TASK PROMPT - Copy out the lines that have "竭诚奉献" in them.
— Begin EXERCISE INPUT —
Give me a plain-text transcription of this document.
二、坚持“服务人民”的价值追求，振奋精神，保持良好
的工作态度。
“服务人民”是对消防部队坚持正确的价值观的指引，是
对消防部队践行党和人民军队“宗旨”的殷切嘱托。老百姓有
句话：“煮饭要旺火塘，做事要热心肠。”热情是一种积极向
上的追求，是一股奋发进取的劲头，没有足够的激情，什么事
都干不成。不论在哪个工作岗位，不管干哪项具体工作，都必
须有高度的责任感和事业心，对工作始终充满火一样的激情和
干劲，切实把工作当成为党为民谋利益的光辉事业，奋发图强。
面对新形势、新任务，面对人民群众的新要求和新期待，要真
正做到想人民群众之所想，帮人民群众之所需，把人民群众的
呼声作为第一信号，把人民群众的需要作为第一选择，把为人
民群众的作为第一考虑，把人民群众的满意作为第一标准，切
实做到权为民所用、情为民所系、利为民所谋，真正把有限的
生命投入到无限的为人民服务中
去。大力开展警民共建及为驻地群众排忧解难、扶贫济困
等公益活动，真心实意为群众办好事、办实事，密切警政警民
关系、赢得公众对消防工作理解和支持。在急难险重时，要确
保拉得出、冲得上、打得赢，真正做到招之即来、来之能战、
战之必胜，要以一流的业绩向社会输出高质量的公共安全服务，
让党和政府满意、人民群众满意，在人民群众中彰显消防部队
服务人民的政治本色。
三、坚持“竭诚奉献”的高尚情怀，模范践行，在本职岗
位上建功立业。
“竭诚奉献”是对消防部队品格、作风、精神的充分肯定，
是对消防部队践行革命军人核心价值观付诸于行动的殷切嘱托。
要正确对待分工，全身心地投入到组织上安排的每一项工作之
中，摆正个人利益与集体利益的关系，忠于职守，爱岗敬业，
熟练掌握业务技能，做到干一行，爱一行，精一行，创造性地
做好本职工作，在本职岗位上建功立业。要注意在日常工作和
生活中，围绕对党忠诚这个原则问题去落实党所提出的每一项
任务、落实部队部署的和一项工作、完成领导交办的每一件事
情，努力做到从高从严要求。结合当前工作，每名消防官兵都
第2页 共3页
— End EXERCISE INPUT —
EXERCISE SOLUTION -
三、坚持“竭诚奉献”的高尚情怀，模范践行，在本职岗
“竭诚奉献”是对消防部队品格、作风、精神的充分肯定，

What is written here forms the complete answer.